TASK GOAL
Pick out each line below containing "性骚扰我的人".

★ ★ ★ ★ ★ ★ ★

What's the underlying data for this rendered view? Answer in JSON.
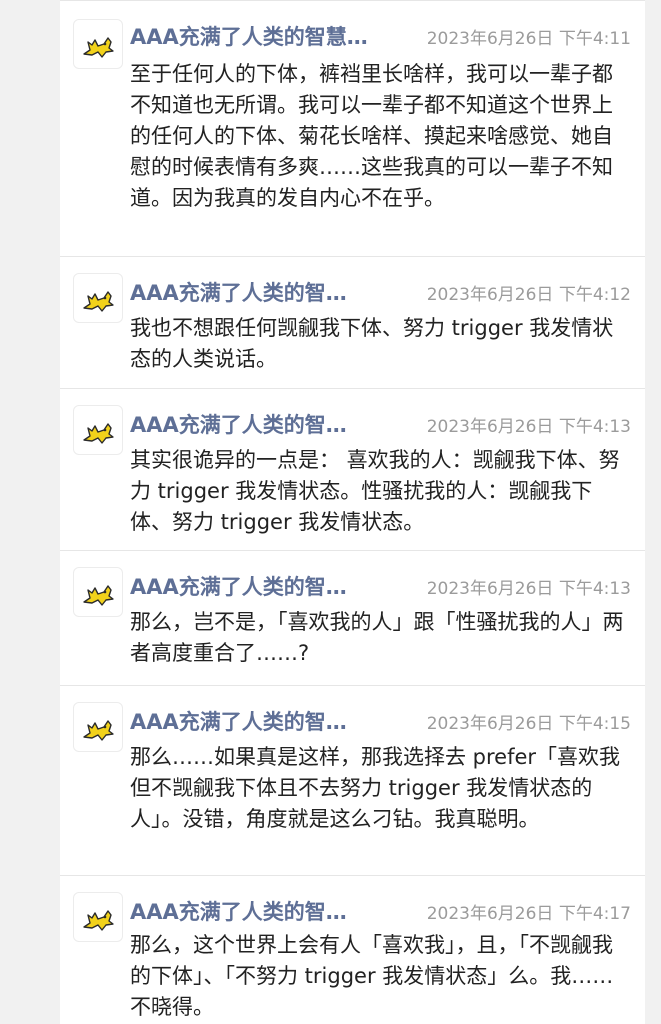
{
  "posts": [
    {
      "author": "AAA充满了人类的智慧…",
      "time": "2023年6月26日 下午4:11",
      "content": "至于任何人的下体，裤裆里长啥样，我可以一辈子都不知道也无所谓。我可以一辈子都不知道这个世界上的任何人的下体、菊花长啥样、摸起来啥感觉、她自慰的时候表情有多爽……这些我真的可以一辈子不知道。因为我真的发自内心不在乎。"
    },
    {
      "author": "AAA充满了人类的智…",
      "time": "2023年6月26日 下午4:12",
      "content": "我也不想跟任何觊觎我下体、努力 trigger 我发情状态的人类说话。"
    },
    {
      "author": "AAA充满了人类的智…",
      "time": "2023年6月26日 下午4:13",
      "content": "其实很诡异的一点是： 喜欢我的人：觊觎我下体、努力 trigger 我发情状态。性骚扰我的人：觊觎我下体、努力 trigger 我发情状态。"
    },
    {
      "author": "AAA充满了人类的智…",
      "time": "2023年6月26日 下午4:13",
      "content": "那么，岂不是，「喜欢我的人」跟「性骚扰我的人」两者高度重合了……?"
    },
    {
      "author": "AAA充满了人类的智…",
      "time": "2023年6月26日 下午4:15",
      "content": "那么……如果真是这样，那我选择去 prefer「喜欢我但不觊觎我下体且不去努力 trigger 我发情状态的人」。没错，角度就是这么刁钻。我真聪明。"
    },
    {
      "author": "AAA充满了人类的智…",
      "time": "2023年6月26日 下午4:17",
      "content": "那么，这个世界上会有人「喜欢我」，且，「不觊觎我的下体」、「不努力 trigger 我发情状态」么。我……不晓得。"
    }
  ]
}
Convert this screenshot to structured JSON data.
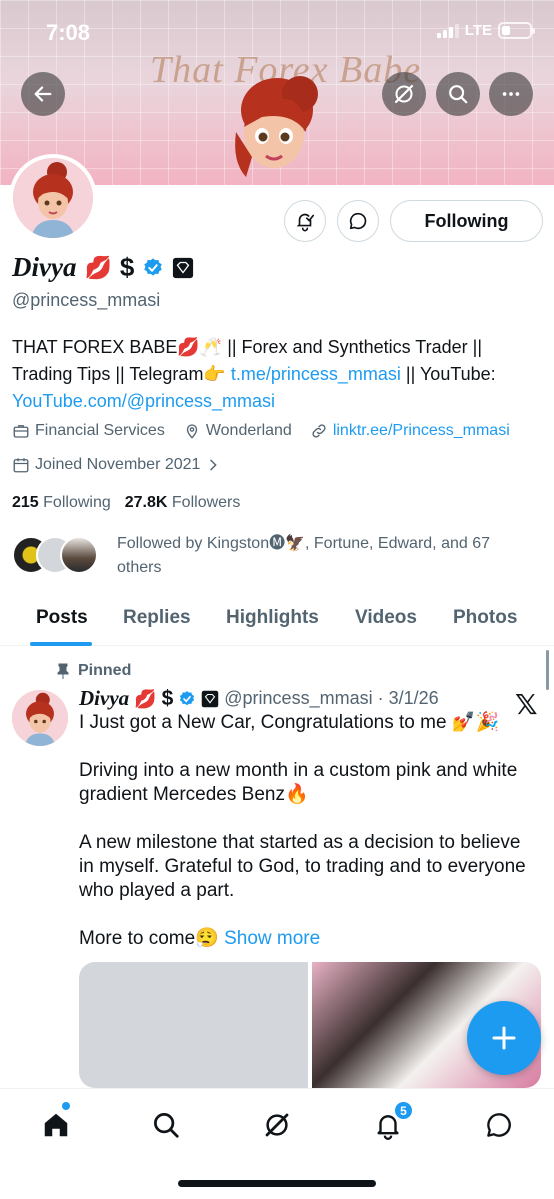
{
  "status_bar": {
    "time": "7:08",
    "network": "LTE"
  },
  "banner": {
    "title": "That Forex Babe"
  },
  "profile": {
    "display_name": "Divya",
    "name_emoji": "💋",
    "name_symbol": "$",
    "handle": "@princess_mmasi",
    "following_button": "Following",
    "bio": {
      "part1": "THAT FOREX BABE💋🥂 || Forex and Synthetics Trader || Trading Tips || Telegram👉",
      "link1": "t.me/princess_mmasi",
      "part2": " || YouTube: ",
      "link2": "YouTube.com/@princess_mmasi"
    },
    "category": "Financial Services",
    "location": "Wonderland",
    "website": "linktr.ee/Princess_mmasi",
    "joined": "Joined November 2021",
    "following_count": "215",
    "following_label": "Following",
    "followers_count": "27.8K",
    "followers_label": "Followers",
    "followed_by": "Followed by Kingston🅜🦅, Fortune, Edward, and 67 others"
  },
  "tabs": [
    {
      "label": "Posts"
    },
    {
      "label": "Replies"
    },
    {
      "label": "Highlights"
    },
    {
      "label": "Videos"
    },
    {
      "label": "Photos"
    }
  ],
  "post": {
    "pinned_label": "Pinned",
    "author_name": "Divya",
    "author_emoji": "💋",
    "author_symbol": "$",
    "handle_date": "@princess_mmasi · 3/1/26",
    "paragraph1": "I Just got a New Car, Congratulations to me 💅🎉",
    "paragraph2": "Driving into a new month in a custom pink and white gradient Mercedes Benz🔥",
    "paragraph3": "A new milestone that started as a decision to believe in myself. Grateful to God, to trading and to everyone who played a part.",
    "paragraph4": "More to come😮‍💨",
    "show_more": "Show more",
    "x_label": "𝕏"
  },
  "bottom_nav": {
    "notifications_badge": "5"
  },
  "colors": {
    "accent": "#1d9bf0",
    "text": "#0f1419",
    "secondary": "#536471"
  }
}
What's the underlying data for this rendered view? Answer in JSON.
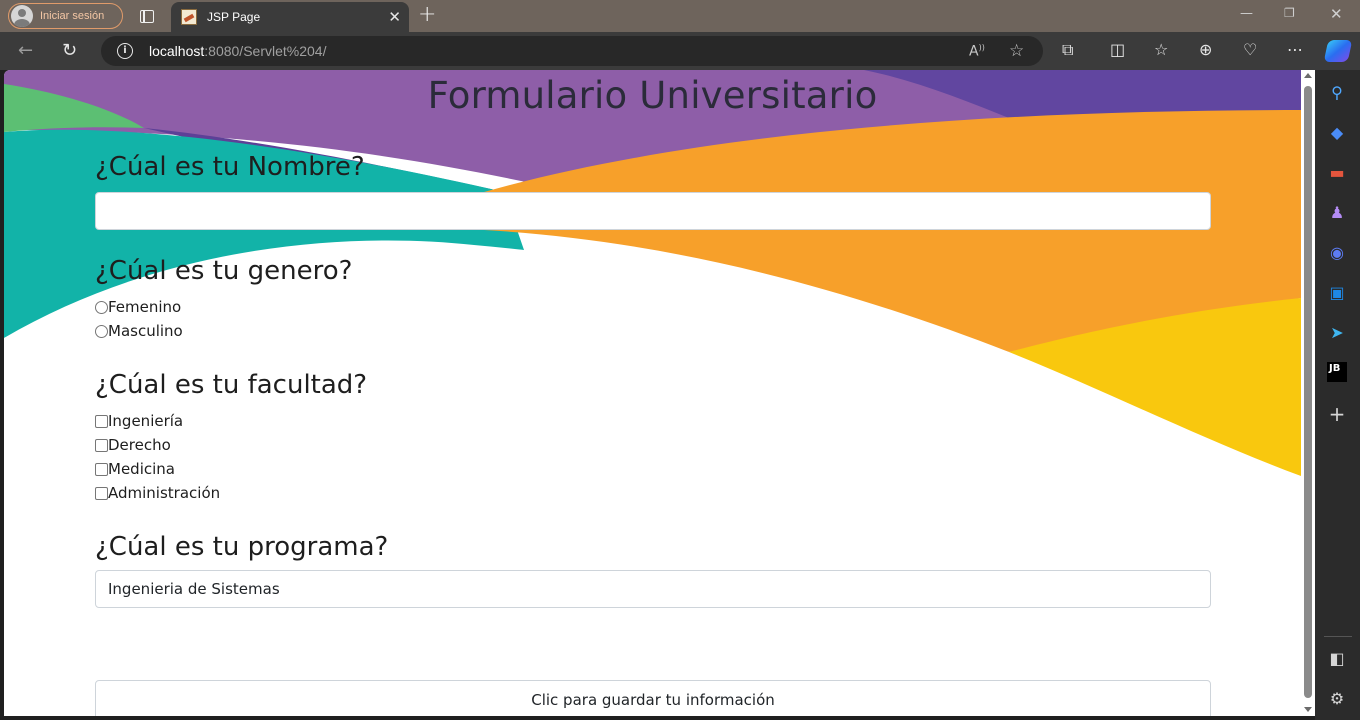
{
  "browser": {
    "profile_label": "Iniciar sesión",
    "tab_title": "JSP Page",
    "url_host": "localhost",
    "url_rest": ":8080/Servlet%204/"
  },
  "page": {
    "title": "Formulario Universitario",
    "name_question": "¿Cúal es tu Nombre?",
    "name_value": "",
    "gender_question": "¿Cúal es tu genero?",
    "gender_options": [
      "Femenino",
      "Masculino"
    ],
    "faculty_question": "¿Cúal es tu facultad?",
    "faculty_options": [
      "Ingeniería",
      "Derecho",
      "Medicina",
      "Administración"
    ],
    "program_question": "¿Cúal es tu programa?",
    "program_value": "Ingenieria de Sistemas",
    "submit_label": "Clic para guardar tu información"
  },
  "colors": {
    "purple": "#8e5ea8",
    "dark_purple": "#6146a0",
    "teal": "#12b3a8",
    "green": "#5cbf73",
    "orange": "#f7a02a",
    "yellow": "#f9c80e"
  }
}
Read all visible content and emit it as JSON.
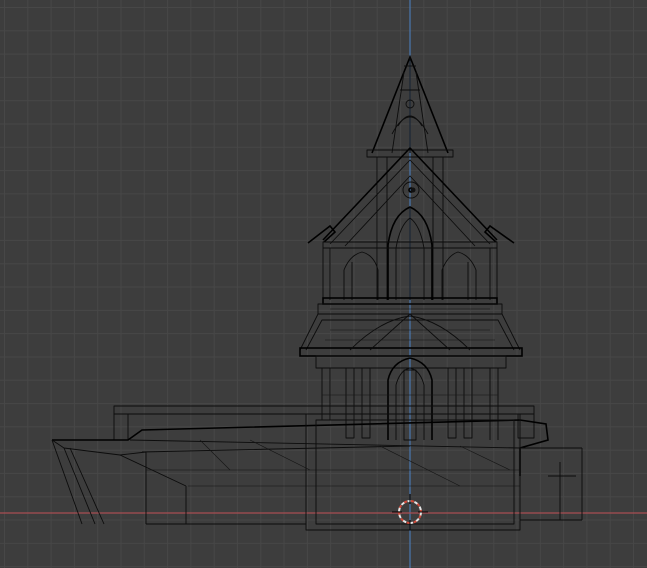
{
  "viewport": {
    "background_color": "#3d3d3d",
    "grid_color": "#474747",
    "wire_color": "#0c0c0c",
    "x_axis_color": "#a84e52",
    "y_axis_color": "#4a78b0",
    "cursor_colors": [
      "#e6e6e6",
      "#d04a3a"
    ]
  },
  "icons": {
    "cursor": "3d-cursor-icon",
    "origin": "object-origin-icon"
  }
}
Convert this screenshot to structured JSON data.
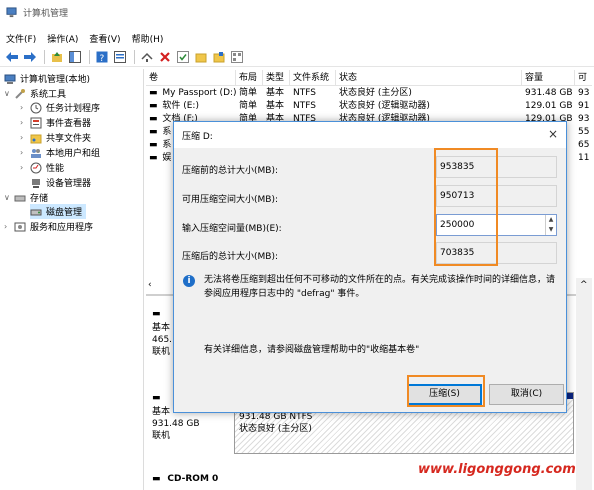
{
  "window": {
    "title": "计算机管理"
  },
  "menu": [
    "文件(F)",
    "操作(A)",
    "查看(V)",
    "帮助(H)"
  ],
  "tree": {
    "root": "计算机管理(本地)",
    "system_tools": "系统工具",
    "task_scheduler": "任务计划程序",
    "event_viewer": "事件查看器",
    "shared_folders": "共享文件夹",
    "local_users": "本地用户和组",
    "performance": "性能",
    "device_manager": "设备管理器",
    "storage": "存储",
    "disk_management": "磁盘管理",
    "services_apps": "服务和应用程序"
  },
  "columns": [
    "卷",
    "布局",
    "类型",
    "文件系统",
    "状态",
    "容量",
    "可"
  ],
  "volumes": [
    {
      "name": "My Passport (D:)",
      "layout": "简单",
      "type": "基本",
      "fs": "NTFS",
      "status": "状态良好 (主分区)",
      "capacity": "931.48 GB",
      "free": "93"
    },
    {
      "name": "软件 (E:)",
      "layout": "简单",
      "type": "基本",
      "fs": "NTFS",
      "status": "状态良好 (逻辑驱动器)",
      "capacity": "129.01 GB",
      "free": "91"
    },
    {
      "name": "文档 (F:)",
      "layout": "简单",
      "type": "基本",
      "fs": "NTFS",
      "status": "状态良好 (逻辑驱动器)",
      "capacity": "129.01 GB",
      "free": "93"
    },
    {
      "name": "系",
      "layout": "",
      "type": "",
      "fs": "",
      "status": "",
      "capacity": "",
      "free": "55"
    },
    {
      "name": "系",
      "layout": "",
      "type": "",
      "fs": "",
      "status": "",
      "capacity": "",
      "free": "65"
    },
    {
      "name": "娱",
      "layout": "",
      "type": "",
      "fs": "",
      "status": "",
      "capacity": "B",
      "free": "11"
    }
  ],
  "disk_pane": {
    "disk0": {
      "line1": "基本",
      "line2": "465.",
      "line3": "联机"
    },
    "disk1": {
      "line1": "基本",
      "line2": "931.48 GB",
      "line3": "联机"
    },
    "disk1_volume": {
      "line1": "931.48 GB NTFS",
      "line2": "状态良好 (主分区)"
    },
    "cdrom": "CD-ROM 0"
  },
  "dialog": {
    "title": "压缩 D:",
    "close": "×",
    "fields": [
      {
        "label": "压缩前的总计大小(MB):",
        "value": "953835"
      },
      {
        "label": "可用压缩空间大小(MB):",
        "value": "950713"
      },
      {
        "label": "输入压缩空间量(MB)(E):",
        "value": "250000"
      },
      {
        "label": "压缩后的总计大小(MB):",
        "value": "703835"
      }
    ],
    "info_text": "无法将卷压缩到超出任何不可移动的文件所在的点。有关完成该操作时间的详细信息，请参阅应用程序日志中的 \"defrag\" 事件。",
    "help_text": "有关详细信息，请参阅磁盘管理帮助中的\"收缩基本卷\"",
    "shrink_button": "压缩(S)",
    "cancel_button": "取消(C)"
  },
  "watermark": "www.ligonggong.com",
  "colors": {
    "accent": "#0078d7",
    "highlight": "#f08a24",
    "watermark": "#d6281f",
    "volume_bar": "#0b2580"
  }
}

★ ★ ★ ★ ★ ★ ★

EXPECTED ANSWER
      "content": "其实很诡异的一点是： 喜欢我的人：觊觎我下体、努力 trigger 我发情状态。性骚扰我的人：觊觎我下体、努力 trigger 我发情状态。"
      "content": "那么，岂不是，「喜欢我的人」跟「性骚扰我的人」两者高度重合了……?"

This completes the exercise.